Tell how many lines in these records contain the string "selection", with only the number as the reply.
================
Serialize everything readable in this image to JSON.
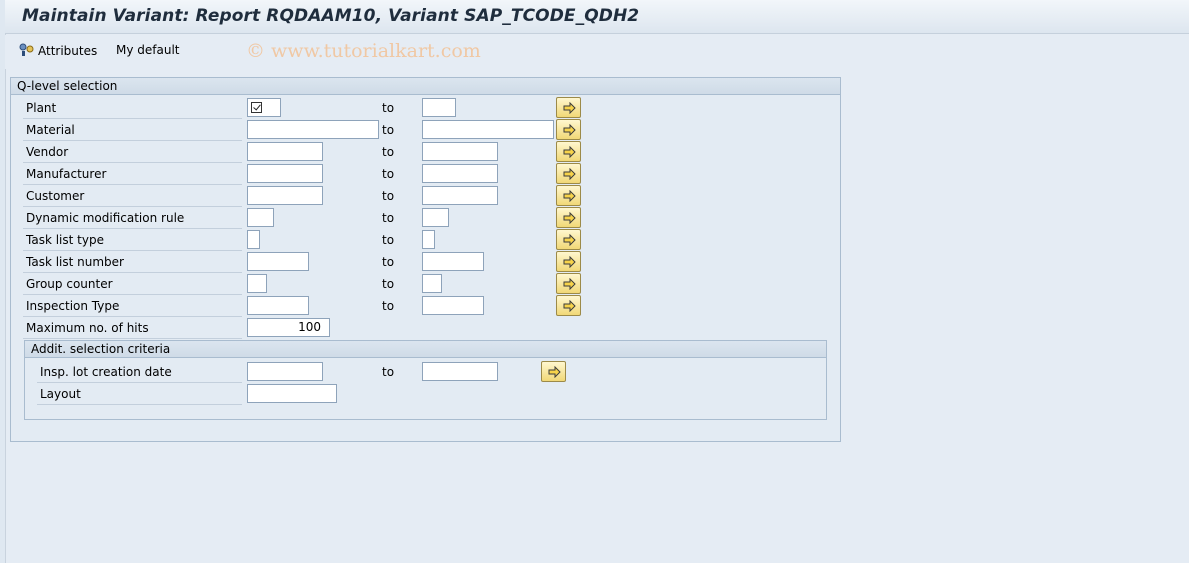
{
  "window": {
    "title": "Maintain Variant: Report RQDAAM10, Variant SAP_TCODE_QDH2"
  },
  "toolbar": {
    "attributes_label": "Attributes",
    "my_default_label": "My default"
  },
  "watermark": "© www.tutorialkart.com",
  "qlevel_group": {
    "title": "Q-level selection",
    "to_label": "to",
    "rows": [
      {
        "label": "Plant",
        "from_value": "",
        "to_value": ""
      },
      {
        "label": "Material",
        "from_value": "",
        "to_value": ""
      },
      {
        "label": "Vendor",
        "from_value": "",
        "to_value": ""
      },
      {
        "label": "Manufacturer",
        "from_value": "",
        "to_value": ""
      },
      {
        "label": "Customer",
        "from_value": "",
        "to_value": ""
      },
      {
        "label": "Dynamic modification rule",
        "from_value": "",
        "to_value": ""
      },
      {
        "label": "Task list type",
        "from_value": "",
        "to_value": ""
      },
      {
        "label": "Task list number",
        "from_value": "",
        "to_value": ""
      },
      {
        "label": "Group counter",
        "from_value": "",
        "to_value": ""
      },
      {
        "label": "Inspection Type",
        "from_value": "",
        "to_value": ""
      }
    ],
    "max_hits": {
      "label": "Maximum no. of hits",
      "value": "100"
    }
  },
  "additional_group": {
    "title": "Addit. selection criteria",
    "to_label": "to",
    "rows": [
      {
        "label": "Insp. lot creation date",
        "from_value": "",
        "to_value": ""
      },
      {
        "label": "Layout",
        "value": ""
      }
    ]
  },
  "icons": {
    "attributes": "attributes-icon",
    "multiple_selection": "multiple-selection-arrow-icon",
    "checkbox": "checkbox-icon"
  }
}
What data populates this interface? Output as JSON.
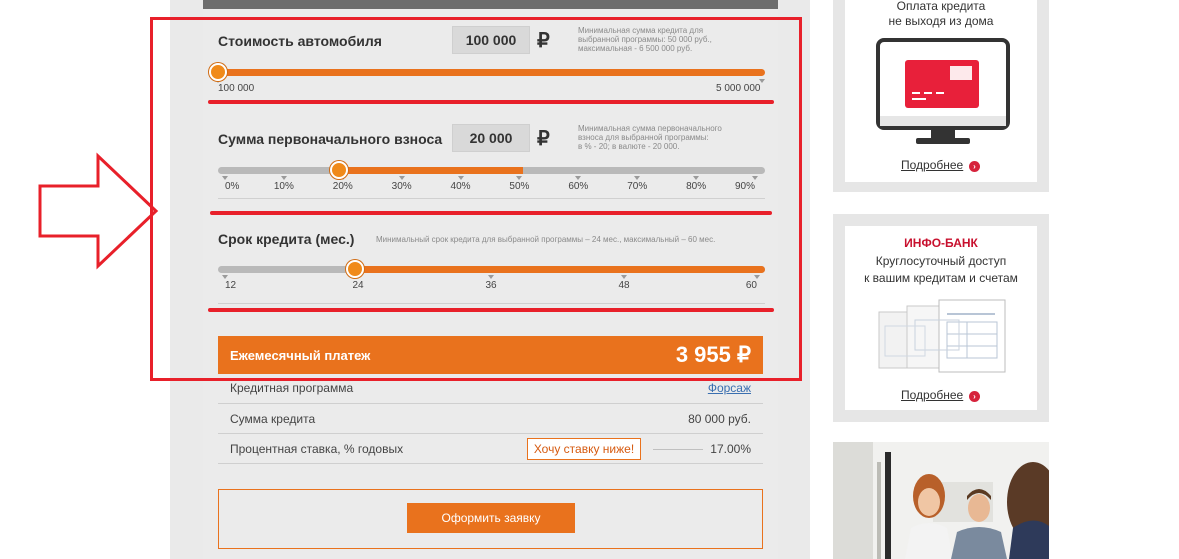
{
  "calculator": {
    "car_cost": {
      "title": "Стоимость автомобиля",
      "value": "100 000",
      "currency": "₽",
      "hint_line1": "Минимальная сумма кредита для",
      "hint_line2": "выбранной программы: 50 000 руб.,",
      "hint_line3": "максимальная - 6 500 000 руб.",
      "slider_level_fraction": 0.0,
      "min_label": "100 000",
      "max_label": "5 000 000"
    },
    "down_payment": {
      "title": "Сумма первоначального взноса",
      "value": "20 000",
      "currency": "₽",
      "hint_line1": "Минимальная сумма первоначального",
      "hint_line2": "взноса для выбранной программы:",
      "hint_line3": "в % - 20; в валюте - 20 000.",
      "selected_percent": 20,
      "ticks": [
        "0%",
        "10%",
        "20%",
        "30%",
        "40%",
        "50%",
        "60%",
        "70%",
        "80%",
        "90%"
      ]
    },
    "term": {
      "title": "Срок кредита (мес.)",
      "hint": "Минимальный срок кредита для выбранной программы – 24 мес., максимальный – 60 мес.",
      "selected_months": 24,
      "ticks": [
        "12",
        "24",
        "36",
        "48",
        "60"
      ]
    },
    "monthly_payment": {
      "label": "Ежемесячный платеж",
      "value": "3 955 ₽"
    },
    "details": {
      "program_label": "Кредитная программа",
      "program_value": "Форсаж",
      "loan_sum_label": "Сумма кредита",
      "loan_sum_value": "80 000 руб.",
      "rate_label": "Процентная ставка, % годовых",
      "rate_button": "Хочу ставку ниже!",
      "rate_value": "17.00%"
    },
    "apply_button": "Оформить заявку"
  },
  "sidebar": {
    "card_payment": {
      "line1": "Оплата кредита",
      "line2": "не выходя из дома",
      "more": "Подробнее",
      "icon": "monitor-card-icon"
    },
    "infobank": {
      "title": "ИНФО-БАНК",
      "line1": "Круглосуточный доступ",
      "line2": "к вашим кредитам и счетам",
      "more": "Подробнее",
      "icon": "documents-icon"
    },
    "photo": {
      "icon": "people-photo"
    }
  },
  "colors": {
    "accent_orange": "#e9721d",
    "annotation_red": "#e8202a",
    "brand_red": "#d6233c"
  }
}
================
■ **Answer**: 3